§ YOUR TASK:
Please give the data again exactly, with no line dropped.

§ DATASET:
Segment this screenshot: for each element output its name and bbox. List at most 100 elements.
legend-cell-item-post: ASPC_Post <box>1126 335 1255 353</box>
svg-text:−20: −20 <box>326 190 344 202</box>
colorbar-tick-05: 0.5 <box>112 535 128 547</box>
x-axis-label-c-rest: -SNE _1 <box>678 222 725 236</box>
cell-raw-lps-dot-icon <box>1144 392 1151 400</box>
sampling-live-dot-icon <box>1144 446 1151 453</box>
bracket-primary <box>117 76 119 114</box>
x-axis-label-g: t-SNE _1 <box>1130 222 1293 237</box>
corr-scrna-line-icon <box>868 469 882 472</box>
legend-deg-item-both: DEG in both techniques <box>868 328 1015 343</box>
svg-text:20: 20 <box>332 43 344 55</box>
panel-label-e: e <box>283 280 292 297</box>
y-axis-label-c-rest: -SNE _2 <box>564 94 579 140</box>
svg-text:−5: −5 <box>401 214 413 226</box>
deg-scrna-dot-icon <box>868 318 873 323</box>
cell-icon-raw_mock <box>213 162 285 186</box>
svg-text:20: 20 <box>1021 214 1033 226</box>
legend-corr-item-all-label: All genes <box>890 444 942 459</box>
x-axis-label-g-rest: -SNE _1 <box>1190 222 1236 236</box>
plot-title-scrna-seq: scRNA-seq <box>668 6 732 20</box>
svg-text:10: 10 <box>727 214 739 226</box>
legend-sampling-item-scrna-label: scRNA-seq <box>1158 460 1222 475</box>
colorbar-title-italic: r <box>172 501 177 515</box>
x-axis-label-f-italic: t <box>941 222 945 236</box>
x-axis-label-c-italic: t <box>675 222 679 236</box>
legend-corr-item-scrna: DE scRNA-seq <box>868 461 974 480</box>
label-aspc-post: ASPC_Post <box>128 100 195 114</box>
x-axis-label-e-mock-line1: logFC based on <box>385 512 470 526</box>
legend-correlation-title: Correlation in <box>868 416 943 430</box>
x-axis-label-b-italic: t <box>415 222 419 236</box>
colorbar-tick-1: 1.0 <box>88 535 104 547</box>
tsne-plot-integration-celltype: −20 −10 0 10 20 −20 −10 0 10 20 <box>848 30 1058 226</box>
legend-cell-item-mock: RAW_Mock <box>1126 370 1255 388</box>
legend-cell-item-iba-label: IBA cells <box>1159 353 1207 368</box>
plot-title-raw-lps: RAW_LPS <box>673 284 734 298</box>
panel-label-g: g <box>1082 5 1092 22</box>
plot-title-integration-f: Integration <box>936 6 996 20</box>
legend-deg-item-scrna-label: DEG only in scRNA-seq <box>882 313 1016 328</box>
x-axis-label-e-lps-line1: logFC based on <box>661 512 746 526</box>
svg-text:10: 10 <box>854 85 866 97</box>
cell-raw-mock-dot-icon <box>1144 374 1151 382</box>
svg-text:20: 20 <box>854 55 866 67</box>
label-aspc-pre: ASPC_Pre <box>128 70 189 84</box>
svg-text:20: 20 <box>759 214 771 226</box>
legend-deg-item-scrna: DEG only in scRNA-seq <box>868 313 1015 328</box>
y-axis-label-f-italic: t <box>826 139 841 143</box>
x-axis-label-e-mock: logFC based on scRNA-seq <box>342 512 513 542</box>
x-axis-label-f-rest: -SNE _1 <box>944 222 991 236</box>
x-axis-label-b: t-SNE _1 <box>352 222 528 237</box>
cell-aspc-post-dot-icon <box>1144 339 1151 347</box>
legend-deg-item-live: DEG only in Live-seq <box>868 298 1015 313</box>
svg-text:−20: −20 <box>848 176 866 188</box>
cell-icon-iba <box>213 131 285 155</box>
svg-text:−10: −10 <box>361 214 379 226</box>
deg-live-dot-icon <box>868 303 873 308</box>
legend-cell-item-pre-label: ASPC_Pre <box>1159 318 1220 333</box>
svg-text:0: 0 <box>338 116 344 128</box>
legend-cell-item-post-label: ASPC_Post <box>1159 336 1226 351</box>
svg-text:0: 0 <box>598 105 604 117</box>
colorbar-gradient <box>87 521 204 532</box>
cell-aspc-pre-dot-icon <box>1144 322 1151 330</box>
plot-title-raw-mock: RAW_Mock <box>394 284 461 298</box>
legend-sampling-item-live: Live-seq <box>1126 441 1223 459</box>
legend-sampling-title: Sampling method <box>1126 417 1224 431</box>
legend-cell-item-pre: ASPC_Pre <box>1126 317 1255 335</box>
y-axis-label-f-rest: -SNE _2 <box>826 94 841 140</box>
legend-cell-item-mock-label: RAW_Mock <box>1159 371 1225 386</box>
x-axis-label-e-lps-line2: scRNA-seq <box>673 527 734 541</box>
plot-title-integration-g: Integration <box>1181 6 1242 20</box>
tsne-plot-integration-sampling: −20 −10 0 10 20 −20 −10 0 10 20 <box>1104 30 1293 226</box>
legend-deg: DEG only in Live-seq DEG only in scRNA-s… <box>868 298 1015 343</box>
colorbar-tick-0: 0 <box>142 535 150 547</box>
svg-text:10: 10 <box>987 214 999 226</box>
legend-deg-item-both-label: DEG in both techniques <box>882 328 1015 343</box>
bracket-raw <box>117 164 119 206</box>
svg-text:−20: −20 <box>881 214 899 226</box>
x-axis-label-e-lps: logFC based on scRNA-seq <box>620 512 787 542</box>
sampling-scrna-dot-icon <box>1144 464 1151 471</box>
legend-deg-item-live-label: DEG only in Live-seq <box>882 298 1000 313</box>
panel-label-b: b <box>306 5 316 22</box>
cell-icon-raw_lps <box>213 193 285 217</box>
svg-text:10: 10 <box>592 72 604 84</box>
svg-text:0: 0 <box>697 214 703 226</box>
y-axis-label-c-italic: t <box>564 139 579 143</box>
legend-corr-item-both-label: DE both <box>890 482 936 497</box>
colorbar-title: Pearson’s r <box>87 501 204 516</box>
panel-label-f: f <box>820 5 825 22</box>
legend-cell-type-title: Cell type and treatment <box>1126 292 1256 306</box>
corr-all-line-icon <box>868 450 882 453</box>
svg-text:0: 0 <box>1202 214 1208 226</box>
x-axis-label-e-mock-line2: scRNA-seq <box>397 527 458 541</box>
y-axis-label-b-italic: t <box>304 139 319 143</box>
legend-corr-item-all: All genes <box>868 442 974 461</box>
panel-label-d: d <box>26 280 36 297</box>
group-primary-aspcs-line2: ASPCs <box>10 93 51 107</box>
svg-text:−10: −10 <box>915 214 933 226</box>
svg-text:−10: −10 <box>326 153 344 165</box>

§ RESPONSE TO THIS TASK:
Segment this screenshot: for each element output its name and bbox. List at most 100 elements.
legend-cell-item-post: ASPC_Post <box>1126 335 1255 353</box>
svg-text:−20: −20 <box>326 190 344 202</box>
colorbar-tick-05: 0.5 <box>112 535 128 547</box>
x-axis-label-c-rest: -SNE _1 <box>678 222 725 236</box>
cell-raw-lps-dot-icon <box>1144 392 1151 400</box>
sampling-live-dot-icon <box>1144 446 1151 453</box>
bracket-primary <box>117 76 119 114</box>
x-axis-label-g: t-SNE _1 <box>1130 222 1293 237</box>
corr-scrna-line-icon <box>868 469 882 472</box>
legend-deg-item-both: DEG in both techniques <box>868 328 1015 343</box>
svg-text:20: 20 <box>332 43 344 55</box>
panel-label-e: e <box>283 280 292 297</box>
y-axis-label-c-rest: -SNE _2 <box>564 94 579 140</box>
svg-text:−5: −5 <box>401 214 413 226</box>
deg-scrna-dot-icon <box>868 318 873 323</box>
cell-icon-raw_mock <box>213 162 285 186</box>
svg-text:20: 20 <box>1021 214 1033 226</box>
legend-corr-item-all-label: All genes <box>890 444 942 459</box>
x-axis-label-g-rest: -SNE _1 <box>1190 222 1236 236</box>
plot-title-scrna-seq: scRNA-seq <box>668 6 732 20</box>
svg-text:10: 10 <box>727 214 739 226</box>
legend-sampling-item-scrna-label: scRNA-seq <box>1158 460 1222 475</box>
colorbar-title-italic: r <box>172 501 177 515</box>
x-axis-label-f-italic: t <box>941 222 945 236</box>
x-axis-label-c-italic: t <box>675 222 679 236</box>
legend-corr-item-scrna: DE scRNA-seq <box>868 461 974 480</box>
label-aspc-post: ASPC_Post <box>128 100 195 114</box>
x-axis-label-e-mock-line1: logFC based on <box>385 512 470 526</box>
legend-correlation-title: Correlation in <box>868 416 943 430</box>
x-axis-label-b-italic: t <box>415 222 419 236</box>
colorbar-tick-1: 1.0 <box>88 535 104 547</box>
tsne-plot-integration-celltype: −20 −10 0 10 20 −20 −10 0 10 20 <box>848 30 1058 226</box>
legend-cell-item-mock: RAW_Mock <box>1126 370 1255 388</box>
legend-cell-item-iba-label: IBA cells <box>1159 353 1207 368</box>
plot-title-raw-lps: RAW_LPS <box>673 284 734 298</box>
panel-label-g: g <box>1082 5 1092 22</box>
plot-title-integration-f: Integration <box>936 6 996 20</box>
legend-deg-item-scrna-label: DEG only in scRNA-seq <box>882 313 1016 328</box>
x-axis-label-e-lps-line1: logFC based on <box>661 512 746 526</box>
svg-text:10: 10 <box>854 85 866 97</box>
cell-raw-mock-dot-icon <box>1144 374 1151 382</box>
svg-text:20: 20 <box>854 55 866 67</box>
label-aspc-pre: ASPC_Pre <box>128 70 189 84</box>
svg-text:20: 20 <box>759 214 771 226</box>
legend-deg-item-scrna: DEG only in scRNA-seq <box>868 313 1015 328</box>
y-axis-label-f-italic: t <box>826 139 841 143</box>
x-axis-label-e-mock: logFC based on scRNA-seq <box>342 512 513 542</box>
x-axis-label-f-rest: -SNE _1 <box>944 222 991 236</box>
x-axis-label-b: t-SNE _1 <box>352 222 528 237</box>
cell-aspc-post-dot-icon <box>1144 339 1151 347</box>
legend-deg-item-live: DEG only in Live-seq <box>868 298 1015 313</box>
svg-text:−20: −20 <box>848 176 866 188</box>
cell-icon-iba <box>213 131 285 155</box>
svg-text:−10: −10 <box>361 214 379 226</box>
deg-live-dot-icon <box>868 303 873 308</box>
legend-cell-item-pre-label: ASPC_Pre <box>1159 318 1220 333</box>
svg-text:0: 0 <box>338 116 344 128</box>
legend-cell-item-post-label: ASPC_Post <box>1159 336 1226 351</box>
svg-text:0: 0 <box>598 105 604 117</box>
colorbar-gradient <box>87 521 204 532</box>
cell-aspc-pre-dot-icon <box>1144 322 1151 330</box>
plot-title-raw-mock: RAW_Mock <box>394 284 461 298</box>
legend-sampling-item-live: Live-seq <box>1126 441 1223 459</box>
legend-sampling-title: Sampling method <box>1126 417 1224 431</box>
legend-cell-item-pre: ASPC_Pre <box>1126 317 1255 335</box>
y-axis-label-f-rest: -SNE _2 <box>826 94 841 140</box>
legend-cell-item-mock-label: RAW_Mock <box>1159 371 1225 386</box>
x-axis-label-e-lps-line2: scRNA-seq <box>673 527 734 541</box>
plot-title-integration-g: Integration <box>1181 6 1242 20</box>
tsne-plot-integration-sampling: −20 −10 0 10 20 −20 −10 0 10 20 <box>1104 30 1293 226</box>
legend-deg: DEG only in Live-seq DEG only in scRNA-s… <box>868 298 1015 343</box>
colorbar-tick-0: 0 <box>142 535 150 547</box>
svg-text:10: 10 <box>987 214 999 226</box>
legend-deg-item-both-label: DEG in both techniques <box>882 328 1015 343</box>
bracket-raw <box>117 164 119 206</box>
svg-text:−20: −20 <box>881 214 899 226</box>
x-axis-label-e-lps: logFC based on scRNA-seq <box>620 512 787 542</box>
sampling-scrna-dot-icon <box>1144 464 1151 471</box>
legend-deg-item-live-label: DEG only in Live-seq <box>882 298 1000 313</box>
panel-label-b: b <box>306 5 316 22</box>
cell-icon-raw_lps <box>213 193 285 217</box>
svg-text:10: 10 <box>592 72 604 84</box>
svg-text:0: 0 <box>697 214 703 226</box>
y-axis-label-c-italic: t <box>564 139 579 143</box>
legend-corr-item-both-label: DE both <box>890 482 936 497</box>
colorbar-title: Pearson’s r <box>87 501 204 516</box>
panel-label-f: f <box>820 5 825 22</box>
legend-cell-type-title: Cell type and treatment <box>1126 292 1256 306</box>
corr-all-line-icon <box>868 450 882 453</box>
svg-text:0: 0 <box>1202 214 1208 226</box>
x-axis-label-e-mock-line2: scRNA-seq <box>397 527 458 541</box>
y-axis-label-b-italic: t <box>304 139 319 143</box>
legend-corr-item-all: All genes <box>868 442 974 461</box>
panel-label-d: d <box>26 280 36 297</box>
group-primary-aspcs-line2: ASPCs <box>10 93 51 107</box>
svg-text:−10: −10 <box>915 214 933 226</box>
svg-text:−10: −10 <box>326 153 344 165</box>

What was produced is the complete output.